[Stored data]
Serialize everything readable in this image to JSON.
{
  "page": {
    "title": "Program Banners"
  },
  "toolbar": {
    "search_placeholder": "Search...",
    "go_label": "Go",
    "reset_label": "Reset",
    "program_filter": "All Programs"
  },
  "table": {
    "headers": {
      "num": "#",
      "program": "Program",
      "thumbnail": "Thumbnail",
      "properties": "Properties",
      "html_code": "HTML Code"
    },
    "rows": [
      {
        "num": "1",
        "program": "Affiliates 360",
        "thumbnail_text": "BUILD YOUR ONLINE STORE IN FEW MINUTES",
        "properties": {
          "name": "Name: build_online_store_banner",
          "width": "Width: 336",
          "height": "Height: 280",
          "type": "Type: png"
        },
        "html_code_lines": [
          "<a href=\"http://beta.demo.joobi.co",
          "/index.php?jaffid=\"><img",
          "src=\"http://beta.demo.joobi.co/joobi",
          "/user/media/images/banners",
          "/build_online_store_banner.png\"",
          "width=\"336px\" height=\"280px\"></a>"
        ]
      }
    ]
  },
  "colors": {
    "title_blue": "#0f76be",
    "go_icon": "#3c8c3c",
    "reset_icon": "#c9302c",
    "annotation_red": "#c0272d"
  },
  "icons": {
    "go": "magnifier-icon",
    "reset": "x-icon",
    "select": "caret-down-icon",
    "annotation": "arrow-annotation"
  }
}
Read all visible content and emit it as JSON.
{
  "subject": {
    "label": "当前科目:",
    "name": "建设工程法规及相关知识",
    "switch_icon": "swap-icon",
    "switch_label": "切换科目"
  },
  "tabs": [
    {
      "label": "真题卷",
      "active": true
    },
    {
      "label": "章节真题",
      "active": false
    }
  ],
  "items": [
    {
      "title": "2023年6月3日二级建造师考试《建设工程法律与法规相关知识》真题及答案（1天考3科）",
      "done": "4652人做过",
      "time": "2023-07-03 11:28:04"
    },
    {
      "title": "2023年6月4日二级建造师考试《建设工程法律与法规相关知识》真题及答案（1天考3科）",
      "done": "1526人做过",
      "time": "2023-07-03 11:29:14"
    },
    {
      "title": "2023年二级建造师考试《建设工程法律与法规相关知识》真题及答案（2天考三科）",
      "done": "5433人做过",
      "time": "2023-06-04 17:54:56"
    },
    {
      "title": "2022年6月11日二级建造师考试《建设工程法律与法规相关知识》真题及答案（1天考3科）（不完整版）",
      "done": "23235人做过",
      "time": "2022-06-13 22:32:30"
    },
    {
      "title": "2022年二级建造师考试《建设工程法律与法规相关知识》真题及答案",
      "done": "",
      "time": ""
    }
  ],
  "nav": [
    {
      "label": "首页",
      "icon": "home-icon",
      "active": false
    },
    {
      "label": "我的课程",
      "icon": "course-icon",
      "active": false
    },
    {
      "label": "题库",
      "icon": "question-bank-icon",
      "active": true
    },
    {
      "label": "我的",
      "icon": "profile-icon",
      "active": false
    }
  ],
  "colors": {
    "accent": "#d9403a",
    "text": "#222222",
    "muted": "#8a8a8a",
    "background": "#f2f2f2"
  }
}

...

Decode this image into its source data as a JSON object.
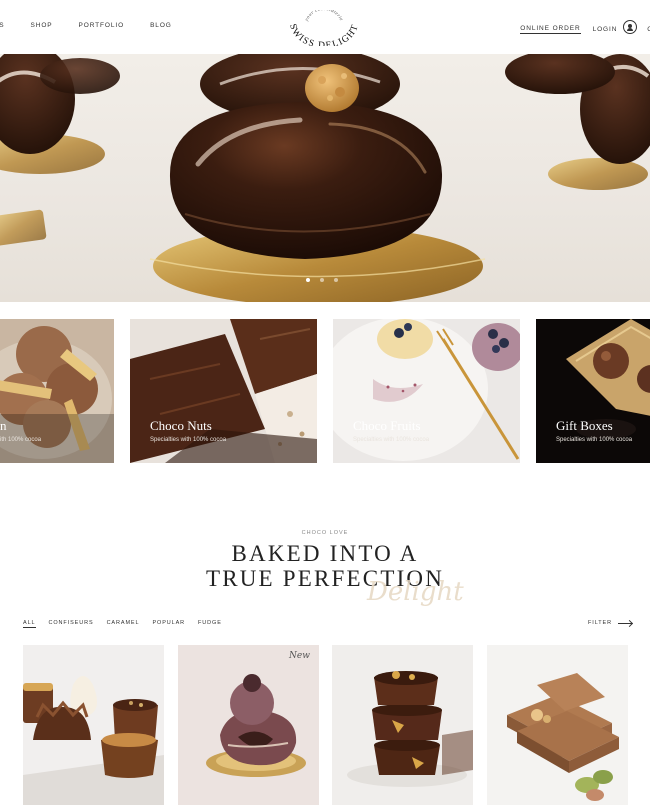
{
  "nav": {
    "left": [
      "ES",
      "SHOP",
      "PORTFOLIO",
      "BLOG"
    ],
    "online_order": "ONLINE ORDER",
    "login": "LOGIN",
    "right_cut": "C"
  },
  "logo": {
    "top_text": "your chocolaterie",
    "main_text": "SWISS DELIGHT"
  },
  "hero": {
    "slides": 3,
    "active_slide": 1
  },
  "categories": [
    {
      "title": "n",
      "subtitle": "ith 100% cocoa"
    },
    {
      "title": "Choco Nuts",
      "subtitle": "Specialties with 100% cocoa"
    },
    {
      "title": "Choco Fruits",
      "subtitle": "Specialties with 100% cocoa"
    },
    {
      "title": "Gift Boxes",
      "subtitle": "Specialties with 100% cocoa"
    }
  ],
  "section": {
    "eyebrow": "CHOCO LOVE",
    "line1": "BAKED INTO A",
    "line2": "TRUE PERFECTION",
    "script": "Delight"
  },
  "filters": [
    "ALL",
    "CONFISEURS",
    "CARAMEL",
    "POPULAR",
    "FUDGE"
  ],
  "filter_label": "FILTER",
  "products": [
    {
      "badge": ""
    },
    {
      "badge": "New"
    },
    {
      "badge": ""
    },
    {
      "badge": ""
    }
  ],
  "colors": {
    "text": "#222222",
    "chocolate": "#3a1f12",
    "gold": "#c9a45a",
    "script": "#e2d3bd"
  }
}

* [Exercise prompt]
Which lines above contain the word "JSON"? Copy each of them.

* [Finished task]
Serialize everything readable in this image to JSON.
Read all visible content and emit it as JSON.
Decode this image into its source data as a JSON object.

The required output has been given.